_TASK DETAILS:_ Reproduce all entries word for word.
Start of DATA EXCERPTS
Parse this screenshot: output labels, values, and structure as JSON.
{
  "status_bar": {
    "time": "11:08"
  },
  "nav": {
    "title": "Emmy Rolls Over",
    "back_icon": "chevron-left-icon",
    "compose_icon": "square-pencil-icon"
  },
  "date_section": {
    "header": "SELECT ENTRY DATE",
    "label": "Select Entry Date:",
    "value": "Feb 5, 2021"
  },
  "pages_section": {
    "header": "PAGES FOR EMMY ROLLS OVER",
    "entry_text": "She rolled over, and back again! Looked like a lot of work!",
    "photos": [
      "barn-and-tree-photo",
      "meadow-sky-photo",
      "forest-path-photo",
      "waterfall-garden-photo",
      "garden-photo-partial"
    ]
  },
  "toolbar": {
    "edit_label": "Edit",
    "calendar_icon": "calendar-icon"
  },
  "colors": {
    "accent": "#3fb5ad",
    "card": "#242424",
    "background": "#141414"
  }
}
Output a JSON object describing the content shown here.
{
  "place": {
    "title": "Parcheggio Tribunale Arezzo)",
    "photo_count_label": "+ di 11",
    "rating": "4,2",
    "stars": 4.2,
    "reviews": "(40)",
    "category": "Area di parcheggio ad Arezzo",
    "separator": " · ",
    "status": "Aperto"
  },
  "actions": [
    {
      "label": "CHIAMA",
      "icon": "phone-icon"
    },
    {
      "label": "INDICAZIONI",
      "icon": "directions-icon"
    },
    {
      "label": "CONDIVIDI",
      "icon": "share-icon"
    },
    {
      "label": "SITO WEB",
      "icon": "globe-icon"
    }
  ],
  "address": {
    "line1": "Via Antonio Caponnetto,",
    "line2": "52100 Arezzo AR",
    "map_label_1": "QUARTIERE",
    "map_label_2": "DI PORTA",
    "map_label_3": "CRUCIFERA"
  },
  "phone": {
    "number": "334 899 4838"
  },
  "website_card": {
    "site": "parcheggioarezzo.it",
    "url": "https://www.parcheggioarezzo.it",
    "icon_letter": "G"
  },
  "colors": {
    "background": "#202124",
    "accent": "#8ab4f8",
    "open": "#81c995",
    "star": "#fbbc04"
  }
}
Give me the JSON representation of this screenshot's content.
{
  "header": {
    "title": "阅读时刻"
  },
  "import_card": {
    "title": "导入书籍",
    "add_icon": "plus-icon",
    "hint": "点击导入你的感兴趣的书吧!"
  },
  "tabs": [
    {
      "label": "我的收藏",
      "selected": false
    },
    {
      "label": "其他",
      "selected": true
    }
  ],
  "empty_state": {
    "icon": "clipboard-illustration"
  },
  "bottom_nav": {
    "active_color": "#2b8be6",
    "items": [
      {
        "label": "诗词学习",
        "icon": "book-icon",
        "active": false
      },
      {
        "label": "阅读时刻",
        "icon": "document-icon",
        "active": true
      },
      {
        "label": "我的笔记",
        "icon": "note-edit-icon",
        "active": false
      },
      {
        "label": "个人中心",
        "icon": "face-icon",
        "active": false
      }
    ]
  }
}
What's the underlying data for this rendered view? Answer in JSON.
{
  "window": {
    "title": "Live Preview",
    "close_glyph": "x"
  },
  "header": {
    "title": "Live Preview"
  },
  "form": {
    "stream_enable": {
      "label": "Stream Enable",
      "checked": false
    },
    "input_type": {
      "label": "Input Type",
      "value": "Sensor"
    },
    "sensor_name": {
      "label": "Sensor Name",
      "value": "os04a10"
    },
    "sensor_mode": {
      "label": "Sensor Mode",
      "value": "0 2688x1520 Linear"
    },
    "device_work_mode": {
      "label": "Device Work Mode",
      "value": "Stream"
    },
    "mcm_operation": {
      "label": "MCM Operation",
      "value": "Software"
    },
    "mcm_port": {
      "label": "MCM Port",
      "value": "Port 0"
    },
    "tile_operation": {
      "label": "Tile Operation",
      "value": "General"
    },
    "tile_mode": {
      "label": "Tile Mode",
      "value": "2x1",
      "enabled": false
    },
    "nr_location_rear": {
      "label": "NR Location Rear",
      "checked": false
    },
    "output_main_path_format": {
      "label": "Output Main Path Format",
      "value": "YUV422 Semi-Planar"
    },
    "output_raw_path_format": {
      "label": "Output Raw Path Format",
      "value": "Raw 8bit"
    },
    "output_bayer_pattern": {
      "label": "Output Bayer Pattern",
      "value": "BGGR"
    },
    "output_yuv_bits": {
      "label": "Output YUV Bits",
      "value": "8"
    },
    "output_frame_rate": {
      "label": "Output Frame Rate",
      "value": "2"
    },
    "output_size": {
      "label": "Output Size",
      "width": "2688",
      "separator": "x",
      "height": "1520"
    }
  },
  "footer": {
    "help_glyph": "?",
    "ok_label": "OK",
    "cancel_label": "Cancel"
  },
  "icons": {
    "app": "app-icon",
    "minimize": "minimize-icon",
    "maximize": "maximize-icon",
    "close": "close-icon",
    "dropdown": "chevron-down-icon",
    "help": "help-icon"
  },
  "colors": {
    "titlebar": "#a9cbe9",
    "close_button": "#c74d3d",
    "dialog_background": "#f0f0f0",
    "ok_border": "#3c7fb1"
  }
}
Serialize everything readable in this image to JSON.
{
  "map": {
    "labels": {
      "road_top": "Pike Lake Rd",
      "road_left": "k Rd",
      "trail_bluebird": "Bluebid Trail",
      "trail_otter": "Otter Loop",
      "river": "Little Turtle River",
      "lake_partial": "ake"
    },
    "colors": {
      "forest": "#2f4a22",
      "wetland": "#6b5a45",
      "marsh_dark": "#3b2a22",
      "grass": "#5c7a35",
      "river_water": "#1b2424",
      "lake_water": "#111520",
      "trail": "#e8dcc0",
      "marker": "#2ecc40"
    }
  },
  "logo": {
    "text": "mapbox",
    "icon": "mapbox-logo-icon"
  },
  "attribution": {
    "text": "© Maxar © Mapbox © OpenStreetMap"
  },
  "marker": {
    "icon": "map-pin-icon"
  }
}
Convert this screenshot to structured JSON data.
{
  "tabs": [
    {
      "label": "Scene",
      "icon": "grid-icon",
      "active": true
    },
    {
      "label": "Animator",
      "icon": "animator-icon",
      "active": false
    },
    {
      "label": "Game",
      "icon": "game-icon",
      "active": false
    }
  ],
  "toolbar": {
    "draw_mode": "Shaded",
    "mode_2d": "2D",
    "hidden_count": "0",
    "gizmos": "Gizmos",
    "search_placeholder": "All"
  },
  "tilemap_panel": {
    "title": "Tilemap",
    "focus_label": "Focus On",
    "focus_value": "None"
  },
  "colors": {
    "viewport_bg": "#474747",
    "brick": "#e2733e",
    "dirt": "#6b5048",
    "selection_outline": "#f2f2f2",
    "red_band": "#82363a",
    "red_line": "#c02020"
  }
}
End of DATA EXCERPTS
_EXERCISE SOLUTION:_
Parse this screenshot: output labels, values, and structure as JSON.
{
  "status_bar": {
    "time": "11:08"
  },
  "nav": {
    "title": "Emmy Rolls Over",
    "back_icon": "chevron-left-icon",
    "compose_icon": "square-pencil-icon"
  },
  "date_section": {
    "header": "SELECT ENTRY DATE",
    "label": "Select Entry Date:",
    "value": "Feb 5, 2021"
  },
  "pages_section": {
    "header": "PAGES FOR EMMY ROLLS OVER",
    "entry_text": "She rolled over, and back again! Looked like a lot of work!",
    "photos": [
      "barn-and-tree-photo",
      "meadow-sky-photo",
      "forest-path-photo",
      "waterfall-garden-photo",
      "garden-photo-partial"
    ]
  },
  "toolbar": {
    "edit_label": "Edit",
    "calendar_icon": "calendar-icon"
  },
  "colors": {
    "accent": "#3fb5ad",
    "card": "#242424",
    "background": "#141414"
  }
}
Output a JSON object describing the content shown here.
{
  "place": {
    "title": "Parcheggio Tribunale Arezzo)",
    "photo_count_label": "+ di 11",
    "rating": "4,2",
    "stars": 4.2,
    "reviews": "(40)",
    "category": "Area di parcheggio ad Arezzo",
    "separator": " · ",
    "status": "Aperto"
  },
  "actions": [
    {
      "label": "CHIAMA",
      "icon": "phone-icon"
    },
    {
      "label": "INDICAZIONI",
      "icon": "directions-icon"
    },
    {
      "label": "CONDIVIDI",
      "icon": "share-icon"
    },
    {
      "label": "SITO WEB",
      "icon": "globe-icon"
    }
  ],
  "address": {
    "line1": "Via Antonio Caponnetto,",
    "line2": "52100 Arezzo AR",
    "map_label_1": "QUARTIERE",
    "map_label_2": "DI PORTA",
    "map_label_3": "CRUCIFERA"
  },
  "phone": {
    "number": "334 899 4838"
  },
  "website_card": {
    "site": "parcheggioarezzo.it",
    "url": "https://www.parcheggioarezzo.it",
    "icon_letter": "G"
  },
  "colors": {
    "background": "#202124",
    "accent": "#8ab4f8",
    "open": "#81c995",
    "star": "#fbbc04"
  }
}
Give me the JSON representation of this screenshot's content.
{
  "header": {
    "title": "阅读时刻"
  },
  "import_card": {
    "title": "导入书籍",
    "add_icon": "plus-icon",
    "hint": "点击导入你的感兴趣的书吧!"
  },
  "tabs": [
    {
      "label": "我的收藏",
      "selected": false
    },
    {
      "label": "其他",
      "selected": true
    }
  ],
  "empty_state": {
    "icon": "clipboard-illustration"
  },
  "bottom_nav": {
    "active_color": "#2b8be6",
    "items": [
      {
        "label": "诗词学习",
        "icon": "book-icon",
        "active": false
      },
      {
        "label": "阅读时刻",
        "icon": "document-icon",
        "active": true
      },
      {
        "label": "我的笔记",
        "icon": "note-edit-icon",
        "active": false
      },
      {
        "label": "个人中心",
        "icon": "face-icon",
        "active": false
      }
    ]
  }
}
What's the underlying data for this rendered view? Answer in JSON.
{
  "window": {
    "title": "Live Preview",
    "close_glyph": "x"
  },
  "header": {
    "title": "Live Preview"
  },
  "form": {
    "stream_enable": {
      "label": "Stream Enable",
      "checked": false
    },
    "input_type": {
      "label": "Input Type",
      "value": "Sensor"
    },
    "sensor_name": {
      "label": "Sensor Name",
      "value": "os04a10"
    },
    "sensor_mode": {
      "label": "Sensor Mode",
      "value": "0 2688x1520 Linear"
    },
    "device_work_mode": {
      "label": "Device Work Mode",
      "value": "Stream"
    },
    "mcm_operation": {
      "label": "MCM Operation",
      "value": "Software"
    },
    "mcm_port": {
      "label": "MCM Port",
      "value": "Port 0"
    },
    "tile_operation": {
      "label": "Tile Operation",
      "value": "General"
    },
    "tile_mode": {
      "label": "Tile Mode",
      "value": "2x1",
      "enabled": false
    },
    "nr_location_rear": {
      "label": "NR Location Rear",
      "checked": false
    },
    "output_main_path_format": {
      "label": "Output Main Path Format",
      "value": "YUV422 Semi-Planar"
    },
    "output_raw_path_format": {
      "label": "Output Raw Path Format",
      "value": "Raw 8bit"
    },
    "output_bayer_pattern": {
      "label": "Output Bayer Pattern",
      "value": "BGGR"
    },
    "output_yuv_bits": {
      "label": "Output YUV Bits",
      "value": "8"
    },
    "output_frame_rate": {
      "label": "Output Frame Rate",
      "value": "2"
    },
    "output_size": {
      "label": "Output Size",
      "width": "2688",
      "separator": "x",
      "height": "1520"
    }
  },
  "footer": {
    "help_glyph": "?",
    "ok_label": "OK",
    "cancel_label": "Cancel"
  },
  "icons": {
    "app": "app-icon",
    "minimize": "minimize-icon",
    "maximize": "maximize-icon",
    "close": "close-icon",
    "dropdown": "chevron-down-icon",
    "help": "help-icon"
  },
  "colors": {
    "titlebar": "#a9cbe9",
    "close_button": "#c74d3d",
    "dialog_background": "#f0f0f0",
    "ok_border": "#3c7fb1"
  }
}
Serialize everything readable in this image to JSON.
{
  "map": {
    "labels": {
      "road_top": "Pike Lake Rd",
      "road_left": "k Rd",
      "trail_bluebird": "Bluebid Trail",
      "trail_otter": "Otter Loop",
      "river": "Little Turtle River",
      "lake_partial": "ake"
    },
    "colors": {
      "forest": "#2f4a22",
      "wetland": "#6b5a45",
      "marsh_dark": "#3b2a22",
      "grass": "#5c7a35",
      "river_water": "#1b2424",
      "lake_water": "#111520",
      "trail": "#e8dcc0",
      "marker": "#2ecc40"
    }
  },
  "logo": {
    "text": "mapbox",
    "icon": "mapbox-logo-icon"
  },
  "attribution": {
    "text": "© Maxar © Mapbox © OpenStreetMap"
  },
  "marker": {
    "icon": "map-pin-icon"
  }
}
Convert this screenshot to structured JSON data.
{
  "tabs": [
    {
      "label": "Scene",
      "icon": "grid-icon",
      "active": true
    },
    {
      "label": "Animator",
      "icon": "animator-icon",
      "active": false
    },
    {
      "label": "Game",
      "icon": "game-icon",
      "active": false
    }
  ],
  "toolbar": {
    "draw_mode": "Shaded",
    "mode_2d": "2D",
    "hidden_count": "0",
    "gizmos": "Gizmos",
    "search_placeholder": "All"
  },
  "tilemap_panel": {
    "title": "Tilemap",
    "focus_label": "Focus On",
    "focus_value": "None"
  },
  "colors": {
    "viewport_bg": "#474747",
    "brick": "#e2733e",
    "dirt": "#6b5048",
    "selection_outline": "#f2f2f2",
    "red_band": "#82363a",
    "red_line": "#c02020"
  }
}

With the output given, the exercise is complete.